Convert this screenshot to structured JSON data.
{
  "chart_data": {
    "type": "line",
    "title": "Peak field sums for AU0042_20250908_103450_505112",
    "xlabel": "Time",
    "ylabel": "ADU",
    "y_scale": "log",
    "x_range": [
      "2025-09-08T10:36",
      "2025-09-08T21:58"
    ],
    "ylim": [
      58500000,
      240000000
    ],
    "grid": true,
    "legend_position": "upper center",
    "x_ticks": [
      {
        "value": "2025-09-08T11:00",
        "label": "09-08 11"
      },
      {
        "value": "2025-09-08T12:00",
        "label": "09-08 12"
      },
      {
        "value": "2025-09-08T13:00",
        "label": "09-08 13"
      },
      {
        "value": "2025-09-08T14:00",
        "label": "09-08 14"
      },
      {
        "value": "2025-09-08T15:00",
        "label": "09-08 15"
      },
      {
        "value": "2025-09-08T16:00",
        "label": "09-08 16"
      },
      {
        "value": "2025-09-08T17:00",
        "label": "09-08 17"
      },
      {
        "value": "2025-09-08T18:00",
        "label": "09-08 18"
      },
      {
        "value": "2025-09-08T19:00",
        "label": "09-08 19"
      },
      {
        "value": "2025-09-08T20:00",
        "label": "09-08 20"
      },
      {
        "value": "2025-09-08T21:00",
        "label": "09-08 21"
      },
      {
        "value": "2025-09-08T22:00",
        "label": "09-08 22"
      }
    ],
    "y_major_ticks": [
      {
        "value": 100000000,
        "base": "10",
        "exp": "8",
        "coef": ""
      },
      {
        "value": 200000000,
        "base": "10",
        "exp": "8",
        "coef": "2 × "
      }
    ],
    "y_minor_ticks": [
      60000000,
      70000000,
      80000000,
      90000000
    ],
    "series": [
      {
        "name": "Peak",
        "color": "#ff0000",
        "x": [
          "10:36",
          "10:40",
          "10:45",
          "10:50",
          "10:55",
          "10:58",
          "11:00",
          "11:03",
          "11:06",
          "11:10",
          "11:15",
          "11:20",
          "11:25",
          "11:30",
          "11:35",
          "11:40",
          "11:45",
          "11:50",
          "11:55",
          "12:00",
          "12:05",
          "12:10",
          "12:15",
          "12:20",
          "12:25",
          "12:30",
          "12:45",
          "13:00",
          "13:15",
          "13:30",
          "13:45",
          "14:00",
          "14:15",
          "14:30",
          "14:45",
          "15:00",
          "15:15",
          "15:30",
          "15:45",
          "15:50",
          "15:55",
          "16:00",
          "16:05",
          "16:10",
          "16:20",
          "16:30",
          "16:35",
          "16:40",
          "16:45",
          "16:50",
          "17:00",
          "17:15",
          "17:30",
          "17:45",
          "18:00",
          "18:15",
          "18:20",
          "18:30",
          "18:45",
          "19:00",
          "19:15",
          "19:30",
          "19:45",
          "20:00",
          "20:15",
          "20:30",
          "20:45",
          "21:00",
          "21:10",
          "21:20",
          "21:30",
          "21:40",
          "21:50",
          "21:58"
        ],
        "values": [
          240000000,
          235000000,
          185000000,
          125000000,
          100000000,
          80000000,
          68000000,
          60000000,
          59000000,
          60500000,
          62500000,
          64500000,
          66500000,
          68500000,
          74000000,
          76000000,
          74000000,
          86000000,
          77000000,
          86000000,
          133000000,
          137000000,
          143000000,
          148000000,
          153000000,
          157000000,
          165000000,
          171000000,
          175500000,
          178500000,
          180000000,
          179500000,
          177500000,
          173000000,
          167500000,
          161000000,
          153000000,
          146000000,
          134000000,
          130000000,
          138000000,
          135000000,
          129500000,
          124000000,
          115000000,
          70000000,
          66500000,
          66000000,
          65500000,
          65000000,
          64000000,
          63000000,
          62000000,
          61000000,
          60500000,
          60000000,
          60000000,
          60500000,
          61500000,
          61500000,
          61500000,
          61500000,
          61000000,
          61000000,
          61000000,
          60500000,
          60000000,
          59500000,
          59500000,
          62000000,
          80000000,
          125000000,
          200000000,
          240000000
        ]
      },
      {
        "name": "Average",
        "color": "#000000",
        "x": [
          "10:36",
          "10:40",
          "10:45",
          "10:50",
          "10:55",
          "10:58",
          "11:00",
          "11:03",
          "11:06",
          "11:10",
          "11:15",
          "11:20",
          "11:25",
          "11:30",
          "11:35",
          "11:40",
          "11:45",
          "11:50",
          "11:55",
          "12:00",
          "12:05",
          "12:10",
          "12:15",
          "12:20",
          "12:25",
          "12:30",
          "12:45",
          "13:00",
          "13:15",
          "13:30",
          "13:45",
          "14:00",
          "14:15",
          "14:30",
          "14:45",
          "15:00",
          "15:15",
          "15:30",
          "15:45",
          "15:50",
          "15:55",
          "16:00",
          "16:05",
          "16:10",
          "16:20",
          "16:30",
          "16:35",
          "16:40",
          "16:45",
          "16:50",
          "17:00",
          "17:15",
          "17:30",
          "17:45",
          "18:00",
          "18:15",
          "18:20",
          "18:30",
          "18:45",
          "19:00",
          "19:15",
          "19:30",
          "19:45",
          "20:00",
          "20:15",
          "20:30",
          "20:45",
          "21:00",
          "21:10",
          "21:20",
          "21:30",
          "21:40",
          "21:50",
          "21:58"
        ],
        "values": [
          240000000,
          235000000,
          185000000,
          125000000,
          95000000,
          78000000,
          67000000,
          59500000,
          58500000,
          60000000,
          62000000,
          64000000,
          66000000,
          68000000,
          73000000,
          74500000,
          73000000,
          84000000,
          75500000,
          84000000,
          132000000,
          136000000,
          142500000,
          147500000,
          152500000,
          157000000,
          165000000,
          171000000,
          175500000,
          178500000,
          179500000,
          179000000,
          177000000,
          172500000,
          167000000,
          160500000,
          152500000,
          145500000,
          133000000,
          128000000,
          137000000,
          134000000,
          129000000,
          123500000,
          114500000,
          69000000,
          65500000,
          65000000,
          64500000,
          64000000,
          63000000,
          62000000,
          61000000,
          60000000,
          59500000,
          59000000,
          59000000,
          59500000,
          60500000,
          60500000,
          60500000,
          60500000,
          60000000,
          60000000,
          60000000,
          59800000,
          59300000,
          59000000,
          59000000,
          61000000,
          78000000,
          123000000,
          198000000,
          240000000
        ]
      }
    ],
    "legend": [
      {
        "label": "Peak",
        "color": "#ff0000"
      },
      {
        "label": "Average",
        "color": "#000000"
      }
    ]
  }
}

================

• TASK BRIEF: Gather every line from the listing above in which "Peak" appears, and copy those lines.

• TASK OUTPUT:
    "title": "Peak field sums for AU0042_20250908_103450_505112",
        "name": "Peak",
        "label": "Peak",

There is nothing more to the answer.